# TO BE DONE
Reproduce every entry below precisely; do not include the pictures.

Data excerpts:
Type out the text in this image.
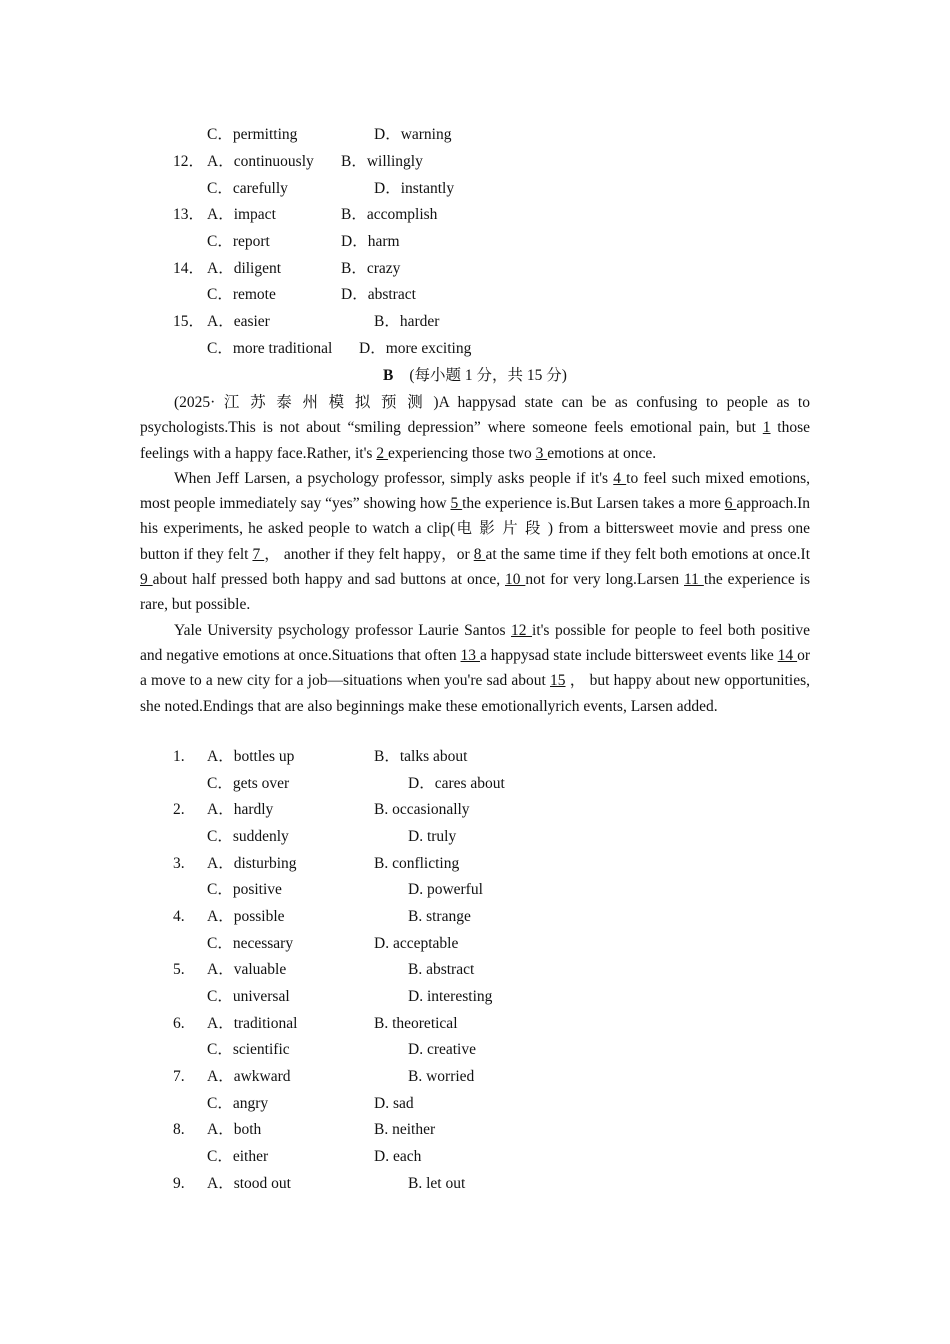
C．permitting	D．warning
12． A．continuously B．willingly
C．carefully	D．instantly
13． A．impact	B．accomplish
C．report	D．harm
14． A．diligent	B．crazy
C．remote	D．abstract
15． A．easier	B．harder
C．more traditional D．more exciting
B (每小题 1 分，共 15 分)

(2025· 江苏泰州模拟预测)A happysad state can be as confusing to people as to psychologists.This is not about “smiling depression” where someone feels emotional pain, but 1 those feelings with a happy face.Rather, it's 2 experiencing those two 3 emotions at once.

When Jeff Larsen, a psychology professor, simply asks people if it's 4 to feel such mixed emotions, most people immediately say “yes” showing how 5 the experience is.But Larsen takes a more 6 approach.In his experiments, he asked people to watch a clip(电影片段) from a bittersweet movie and press one button if they felt 7 ， another if they felt happy，or 8 at the same time if they felt both emotions at once.It 9 about half pressed both happy and sad buttons at once, 10 not for very long.Larsen 11 the experience is rare, but possible.

Yale University psychology professor Laurie Santos 12 it's possible for people to feel both positive and negative emotions at once.Situations that often 13 a happysad state include bittersweet events like 14 or a move to a new city for a job—situations when you're sad about 15 ， but happy about new opportunities, she noted.Endings that are also beginnings make these emotionallyrich events, Larsen added.

1. A．bottles up	B．talks about
C．gets over	D．cares about
2. A．hardly	B. occasionally
C．suddenly	D. truly
3. A．disturbing	B. conflicting
C．positive	D. powerful
4. A．possible	B. strange
C．necessary	D. acceptable
5. A．valuable	B. abstract
C．universal	D. interesting
6. A．traditional	B. theoretical
C．scientific	D. creative
7. A．awkward	B. worried
C．angry	D. sad
8. A．both	B. neither
C．either	D. each
9. A．stood out	B. let out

# TASK ANSWER
Type out the text in this image.
C．permitting	D．warning
12． A．continuously B．willingly
C．carefully	D．instantly
13． A．impact	B．accomplish
C．report	D．harm
14． A．diligent	B．crazy
C．remote	D．abstract
15． A．easier	B．harder
C．more traditional D．more exciting
B (每小题 1 分，共 15 分)

(2025· 江苏泰州模拟预测)A happysad state can be as confusing to people as to psychologists.This is not about “smiling depression” where someone feels emotional pain, but 1 those feelings with a happy face.Rather, it's 2 experiencing those two 3 emotions at once.

When Jeff Larsen, a psychology professor, simply asks people if it's 4 to feel such mixed emotions, most people immediately say “yes” showing how 5 the experience is.But Larsen takes a more 6 approach.In his experiments, he asked people to watch a clip(电影片段) from a bittersweet movie and press one button if they felt 7 ， another if they felt happy，or 8 at the same time if they felt both emotions at once.It 9 about half pressed both happy and sad buttons at once, 10 not for very long.Larsen 11 the experience is rare, but possible.

Yale University psychology professor Laurie Santos 12 it's possible for people to feel both positive and negative emotions at once.Situations that often 13 a happysad state include bittersweet events like 14 or a move to a new city for a job—situations when you're sad about 15 ， but happy about new opportunities, she noted.Endings that are also beginnings make these emotionallyrich events, Larsen added.

1. A．bottles up	B．talks about
C．gets over	D．cares about
2. A．hardly	B. occasionally
C．suddenly	D. truly
3. A．disturbing	B. conflicting
C．positive	D. powerful
4. A．possible	B. strange
C．necessary	D. acceptable
5. A．valuable	B. abstract
C．universal	D. interesting
6. A．traditional	B. theoretical
C．scientific	D. creative
7. A．awkward	B. worried
C．angry	D. sad
8. A．both	B. neither
C．either	D. each
9. A．stood out	B. let out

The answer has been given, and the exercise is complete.